===== Extracted information

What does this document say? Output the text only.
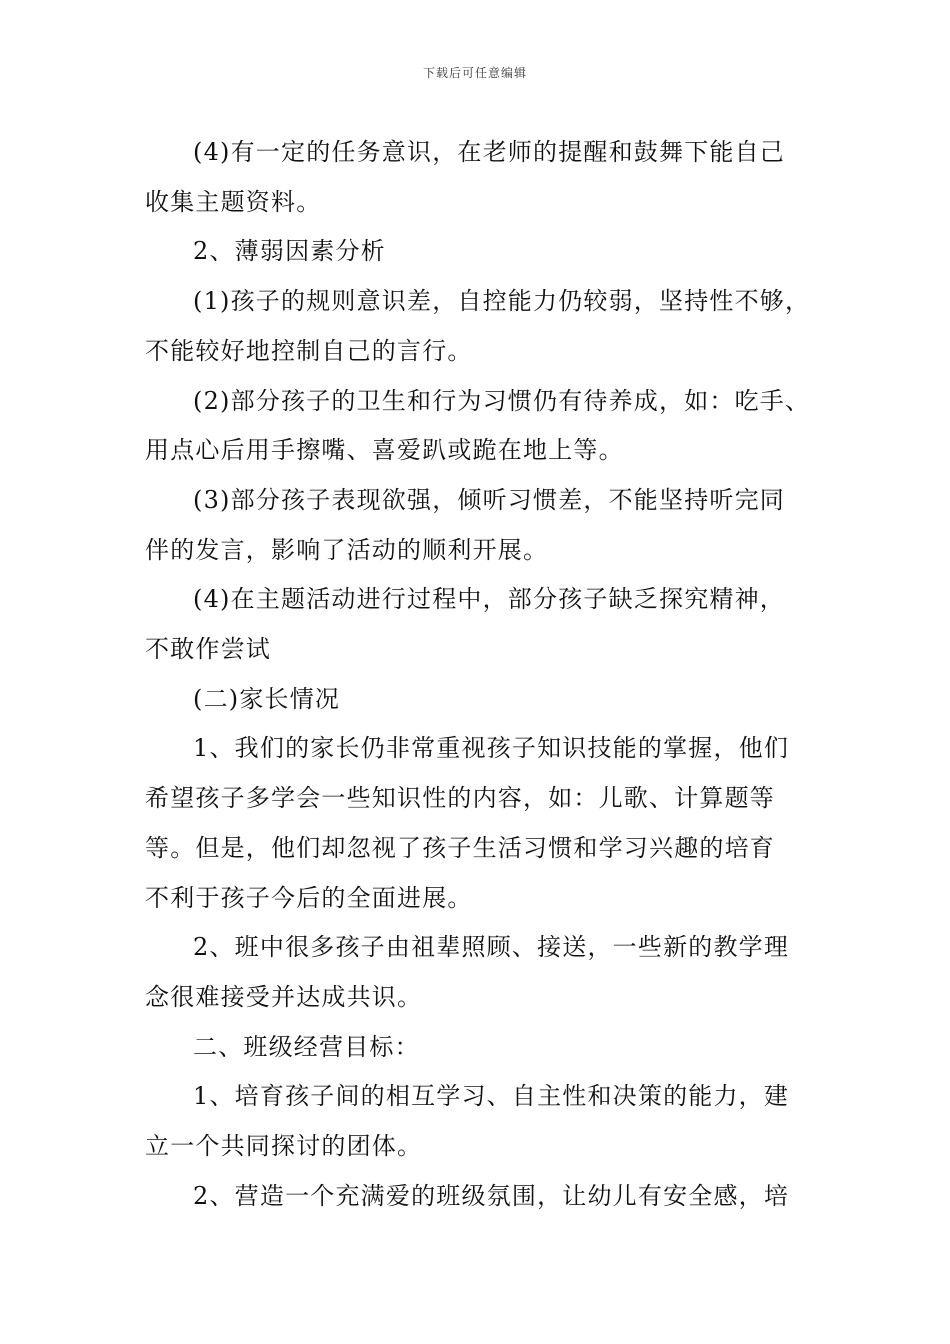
下载后可任意编辑

(4)有一定的任务意识，在老师的提醒和鼓舞下能自己
收集主题资料。

2、薄弱因素分析

(1)孩子的规则意识差，自控能力仍较弱，坚持性不够，
不能较好地控制自己的言行。

(2)部分孩子的卫生和行为习惯仍有待养成，如：吃手、
用点心后用手擦嘴、喜爱趴或跪在地上等。

(3)部分孩子表现欲强，倾听习惯差，不能坚持听完同
伴的发言，影响了活动的顺利开展。

(4)在主题活动进行过程中，部分孩子缺乏探究精神，
不敢作尝试

(二)家长情况

1、我们的家长仍非常重视孩子知识技能的掌握，他们
希望孩子多学会一些知识性的内容，如：儿歌、计算题等
等。但是，他们却忽视了孩子生活习惯和学习兴趣的培育
不利于孩子今后的全面进展。

2、班中很多孩子由祖辈照顾、接送，一些新的教学理
念很难接受并达成共识。

二、班级经营目标：

1、培育孩子间的相互学习、自主性和决策的能力，建
立一个共同探讨的团体。

2、营造一个充满爱的班级氛围，让幼儿有安全感，培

==========

▶ Task instructions: Repeat the material above verbatim, with no pictures in the output.

▶ Task solution:
What does this document say? Output the text only.
下载后可任意编辑

(4)有一定的任务意识，在老师的提醒和鼓舞下能自己
收集主题资料。

2、薄弱因素分析

(1)孩子的规则意识差，自控能力仍较弱，坚持性不够，
不能较好地控制自己的言行。

(2)部分孩子的卫生和行为习惯仍有待养成，如：吃手、
用点心后用手擦嘴、喜爱趴或跪在地上等。

(3)部分孩子表现欲强，倾听习惯差，不能坚持听完同
伴的发言，影响了活动的顺利开展。

(4)在主题活动进行过程中，部分孩子缺乏探究精神，
不敢作尝试

(二)家长情况

1、我们的家长仍非常重视孩子知识技能的掌握，他们
希望孩子多学会一些知识性的内容，如：儿歌、计算题等
等。但是，他们却忽视了孩子生活习惯和学习兴趣的培育
不利于孩子今后的全面进展。

2、班中很多孩子由祖辈照顾、接送，一些新的教学理
念很难接受并达成共识。

二、班级经营目标：

1、培育孩子间的相互学习、自主性和决策的能力，建
立一个共同探讨的团体。

2、营造一个充满爱的班级氛围，让幼儿有安全感，培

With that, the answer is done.